## AIM
Below are records; work out how many of their lines contain "sérum" and give only that number.

## INFORMATION SHOWN
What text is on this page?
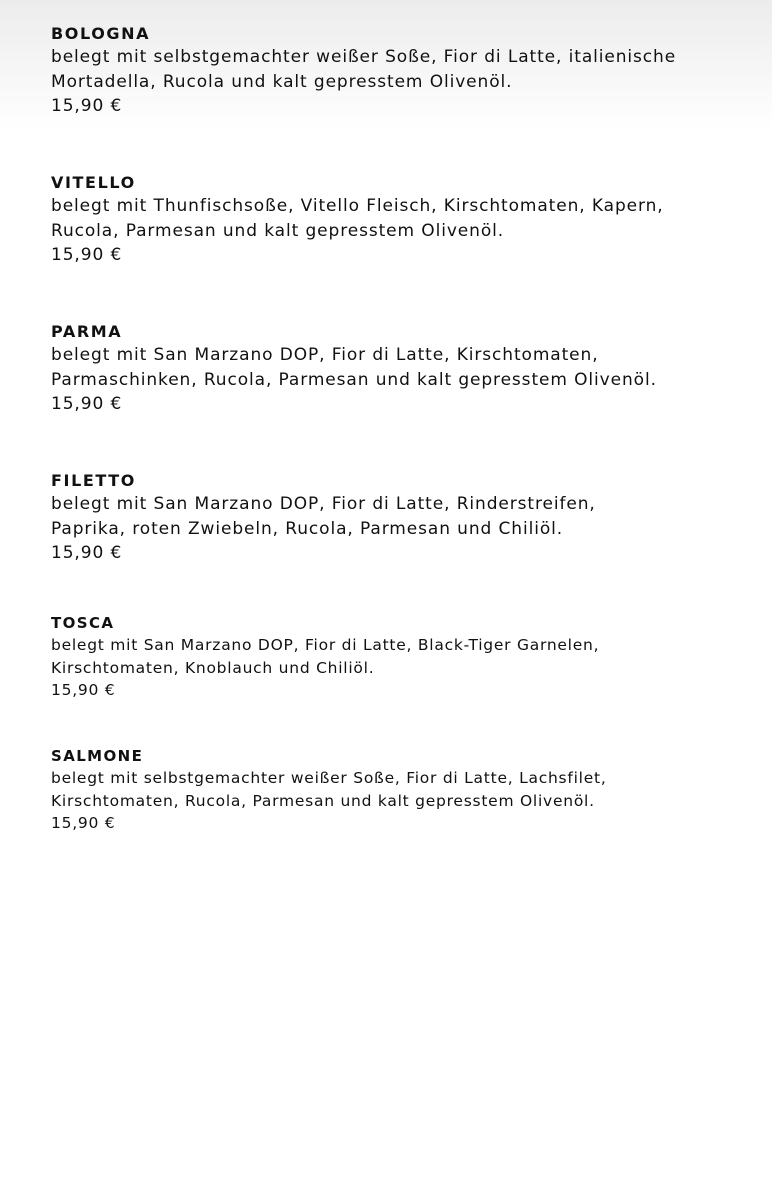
BOLOGNA
belegt mit selbstgemachter weißer Soße, Fior di Latte, italienische
Mortadella, Rucola und kalt gepresstem Olivenöl.
15,90 €
VITELLO
belegt mit Thunfischsoße, Vitello Fleisch, Kirschtomaten, Kapern,
Rucola, Parmesan und kalt gepresstem Olivenöl.
15,90 €
PARMA
belegt mit San Marzano DOP, Fior di Latte, Kirschtomaten,
Parmaschinken, Rucola, Parmesan und kalt gepresstem Olivenöl.
15,90 €
FILETTO
belegt mit San Marzano DOP, Fior di Latte, Rinderstreifen,
Paprika, roten Zwiebeln, Rucola, Parmesan und Chiliöl.
15,90 €
TOSCA
belegt mit San Marzano DOP, Fior di Latte, Black-Tiger Garnelen,
Kirschtomaten, Knoblauch und Chiliöl.
15,90 €
SALMONE
belegt mit selbstgemachter weißer Soße, Fior di Latte, Lachsfilet,
Kirschtomaten, Rucola, Parmesan und kalt gepresstem Olivenöl.
15,90 €
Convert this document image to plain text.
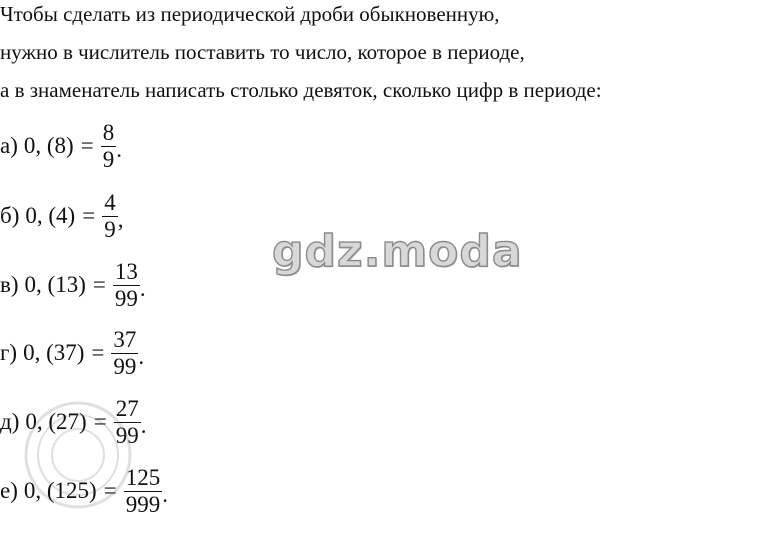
Чтобы сделать из периодической дроби обыкновенную,
нужно в числитель поставить то число, которое в периоде,
а в знаменатель написать столько девяток, сколько цифр в периоде:
а) 0, $(8) = \frac{8}{9}$ .
б) 0, $(4) = \frac{4}{9}$ ,
в) 0, $(13) = \frac{13}{99}$ .
г) 0, $(37) = \frac{37}{99}$ .
д) 0, $(27) = \frac{27}{99}$ .
е) 0, $(125) = \frac{125}{999}$ .
gdz.moda
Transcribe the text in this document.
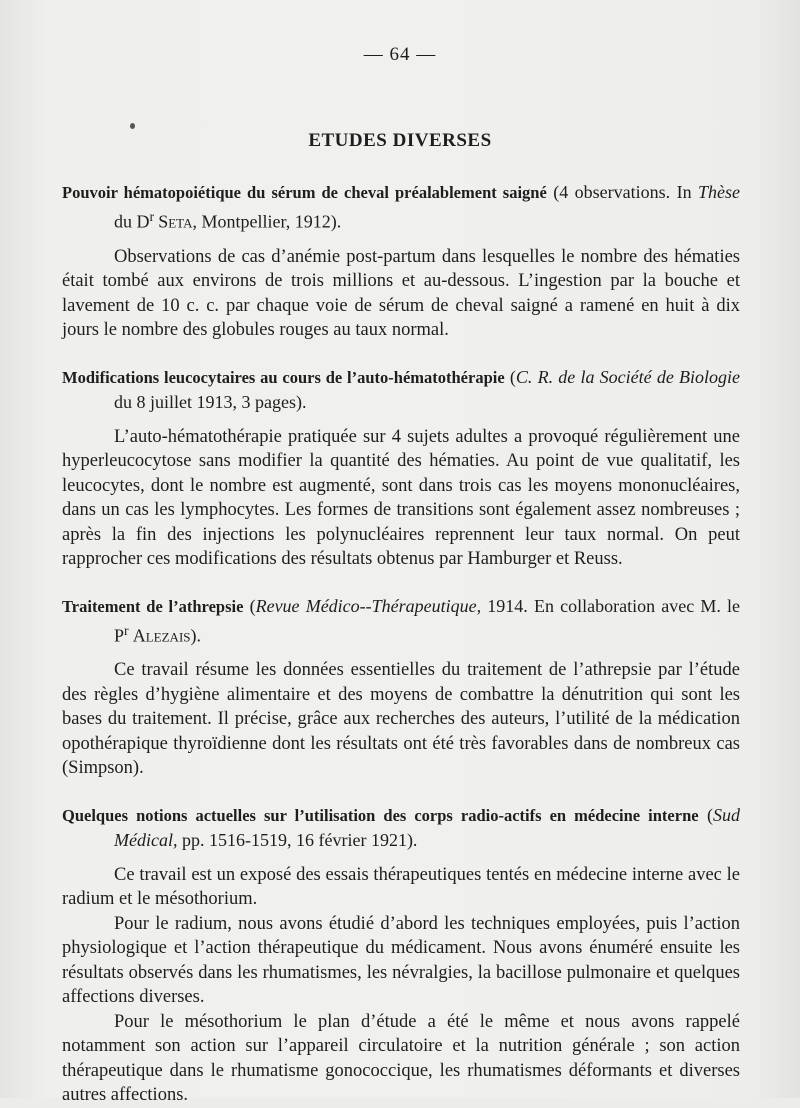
— 64 —
ETUDES DIVERSES

Pouvoir hématopoiétique du sérum de cheval préalablement saigné (4 observations. In Thèse du $D^r$ Seta, Montpellier, 1912).

Observations de cas d’anémie post-partum dans lesquelles le nombre des hématies était tombé aux environs de trois millions et au-dessous. L’ingestion par la bouche et lavement de 10 c. c. par chaque voie de sérum de cheval saigné a ramené en huit à dix jours le nombre des globules rouges au taux normal.

Modifications leucocytaires au cours de l’auto-hématothérapie (C. R. de la Société de Biologie du 8 juillet 1913, 3 pages).

L’auto-hématothérapie pratiquée sur 4 sujets adultes a provoqué régulièrement une hyperleucocytose sans modifier la quantité des hématies. Au point de vue qualitatif, les leucocytes, dont le nombre est augmenté, sont dans trois cas les moyens mononucléaires, dans un cas les lymphocytes. Les formes de transitions sont également assez nombreuses ; après la fin des injections les polynucléaires reprennent leur taux normal. On peut rapprocher ces modifications des résultats obtenus par Hamburger et Reuss.

Traitement de l’athrepsie (Revue Médico--Thérapeutique, 1914. En collaboration avec M. le $P^r$ Alezais).

Ce travail résume les données essentielles du traitement de l’athrepsie par l’étude des règles d’hygiène alimentaire et des moyens de combattre la dénutrition qui sont les bases du traitement. Il précise, grâce aux recherches des auteurs, l’utilité de la médication opothérapique thyroïdienne dont les résultats ont été très favorables dans de nombreux cas (Simpson).

Quelques notions actuelles sur l’utilisation des corps radio-actifs en médecine interne (Sud Médical, pp. 1516-1519, 16 février 1921).

Ce travail est un exposé des essais thérapeutiques tentés en médecine interne avec le radium et le mésothorium.

Pour le radium, nous avons étudié d’abord les techniques employées, puis l’action physiologique et l’action thérapeutique du médicament. Nous avons énuméré ensuite les résultats observés dans les rhumatismes, les névralgies, la bacillose pulmonaire et quelques affections diverses.

Pour le mésothorium le plan d’étude a été le même et nous avons rappelé notamment son action sur l’appareil circulatoire et la nutrition générale ; son action thérapeutique dans le rhumatisme gonococcique, les rhumatismes déformants et diverses autres affections.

## TASK OUTPUT
2